Dataset entries
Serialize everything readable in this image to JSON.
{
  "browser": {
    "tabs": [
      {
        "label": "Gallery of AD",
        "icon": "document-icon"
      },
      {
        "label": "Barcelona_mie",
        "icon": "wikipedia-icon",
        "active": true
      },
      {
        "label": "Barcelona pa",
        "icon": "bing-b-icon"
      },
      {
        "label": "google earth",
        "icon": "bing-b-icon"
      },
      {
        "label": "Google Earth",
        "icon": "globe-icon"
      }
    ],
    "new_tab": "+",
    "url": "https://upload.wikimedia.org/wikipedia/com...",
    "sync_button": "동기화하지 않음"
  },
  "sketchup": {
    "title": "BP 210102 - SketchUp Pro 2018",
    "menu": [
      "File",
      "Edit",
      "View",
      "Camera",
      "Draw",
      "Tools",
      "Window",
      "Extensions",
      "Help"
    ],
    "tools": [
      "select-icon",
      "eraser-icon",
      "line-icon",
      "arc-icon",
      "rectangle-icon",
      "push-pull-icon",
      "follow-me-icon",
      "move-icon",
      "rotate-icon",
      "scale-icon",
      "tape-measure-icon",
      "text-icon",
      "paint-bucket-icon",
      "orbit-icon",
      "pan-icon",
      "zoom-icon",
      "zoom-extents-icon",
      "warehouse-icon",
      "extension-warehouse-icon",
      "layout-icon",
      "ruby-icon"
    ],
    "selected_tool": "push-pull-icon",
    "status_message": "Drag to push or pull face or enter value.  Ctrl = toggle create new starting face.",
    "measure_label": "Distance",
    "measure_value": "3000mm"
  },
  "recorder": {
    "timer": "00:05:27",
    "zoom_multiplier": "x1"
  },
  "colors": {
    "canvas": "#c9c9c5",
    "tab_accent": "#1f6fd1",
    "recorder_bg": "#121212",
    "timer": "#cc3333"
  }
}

[What this task involves] Each line of the material above needs to be quoted exactly, please.

[Expected output]
Serialize everything readable in this image to JSON.
{
  "browser": {
    "tabs": [
      {
        "label": "Gallery of AD",
        "icon": "document-icon"
      },
      {
        "label": "Barcelona_mie",
        "icon": "wikipedia-icon",
        "active": true
      },
      {
        "label": "Barcelona pa",
        "icon": "bing-b-icon"
      },
      {
        "label": "google earth",
        "icon": "bing-b-icon"
      },
      {
        "label": "Google Earth",
        "icon": "globe-icon"
      }
    ],
    "new_tab": "+",
    "url": "https://upload.wikimedia.org/wikipedia/com...",
    "sync_button": "동기화하지 않음"
  },
  "sketchup": {
    "title": "BP 210102 - SketchUp Pro 2018",
    "menu": [
      "File",
      "Edit",
      "View",
      "Camera",
      "Draw",
      "Tools",
      "Window",
      "Extensions",
      "Help"
    ],
    "tools": [
      "select-icon",
      "eraser-icon",
      "line-icon",
      "arc-icon",
      "rectangle-icon",
      "push-pull-icon",
      "follow-me-icon",
      "move-icon",
      "rotate-icon",
      "scale-icon",
      "tape-measure-icon",
      "text-icon",
      "paint-bucket-icon",
      "orbit-icon",
      "pan-icon",
      "zoom-icon",
      "zoom-extents-icon",
      "warehouse-icon",
      "extension-warehouse-icon",
      "layout-icon",
      "ruby-icon"
    ],
    "selected_tool": "push-pull-icon",
    "status_message": "Drag to push or pull face or enter value.  Ctrl = toggle create new starting face.",
    "measure_label": "Distance",
    "measure_value": "3000mm"
  },
  "recorder": {
    "timer": "00:05:27",
    "zoom_multiplier": "x1"
  },
  "colors": {
    "canvas": "#c9c9c5",
    "tab_accent": "#1f6fd1",
    "recorder_bg": "#121212",
    "timer": "#cc3333"
  }
}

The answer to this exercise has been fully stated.